EXERCISE
Count the lines below that contain the word "born", and reply with that number alone.

-- start SUPPLIED ENTRIES --

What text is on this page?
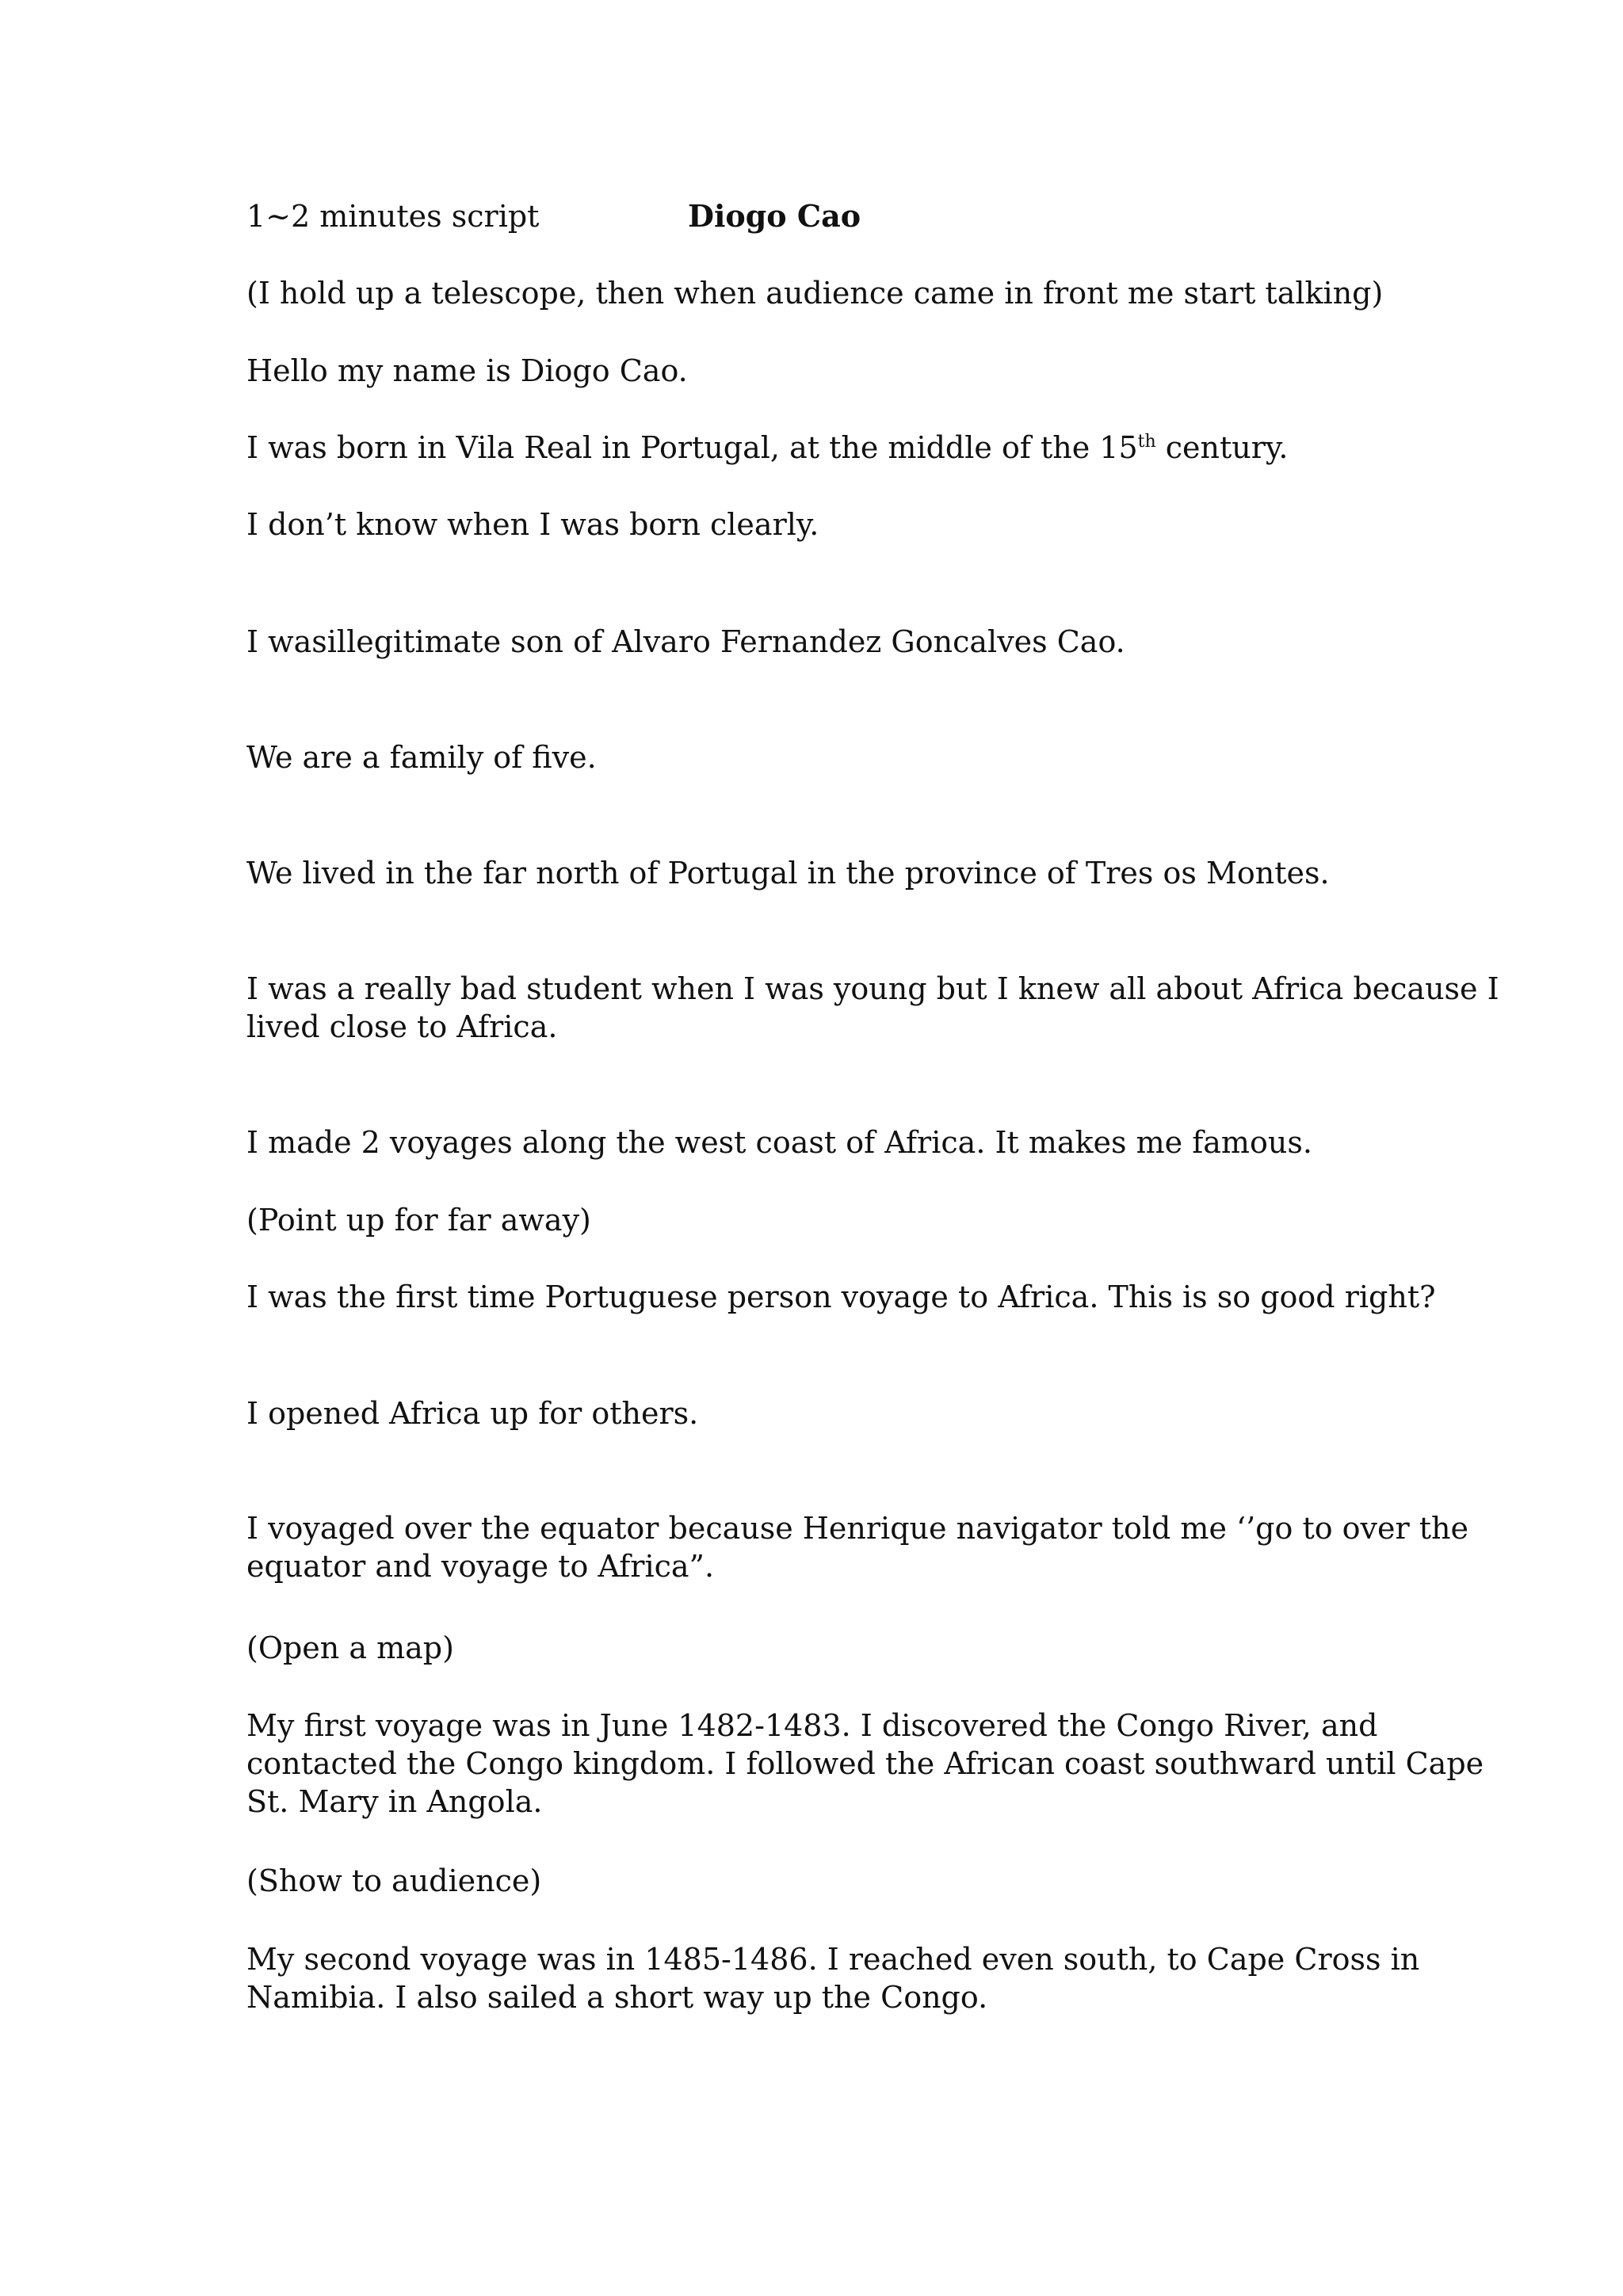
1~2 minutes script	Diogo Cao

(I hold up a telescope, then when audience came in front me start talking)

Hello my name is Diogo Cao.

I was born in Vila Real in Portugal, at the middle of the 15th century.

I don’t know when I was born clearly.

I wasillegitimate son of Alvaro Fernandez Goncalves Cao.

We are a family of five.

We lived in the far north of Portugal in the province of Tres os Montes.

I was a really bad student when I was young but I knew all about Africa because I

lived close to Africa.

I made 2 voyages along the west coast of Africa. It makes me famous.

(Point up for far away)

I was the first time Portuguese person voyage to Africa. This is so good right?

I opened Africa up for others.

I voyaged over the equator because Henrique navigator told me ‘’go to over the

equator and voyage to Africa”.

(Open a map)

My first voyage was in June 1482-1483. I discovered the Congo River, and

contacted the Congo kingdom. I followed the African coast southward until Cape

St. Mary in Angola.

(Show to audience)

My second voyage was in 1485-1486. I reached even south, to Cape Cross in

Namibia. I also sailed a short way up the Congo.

-- end SUPPLIED ENTRIES --

CORRECT OUTPUT
2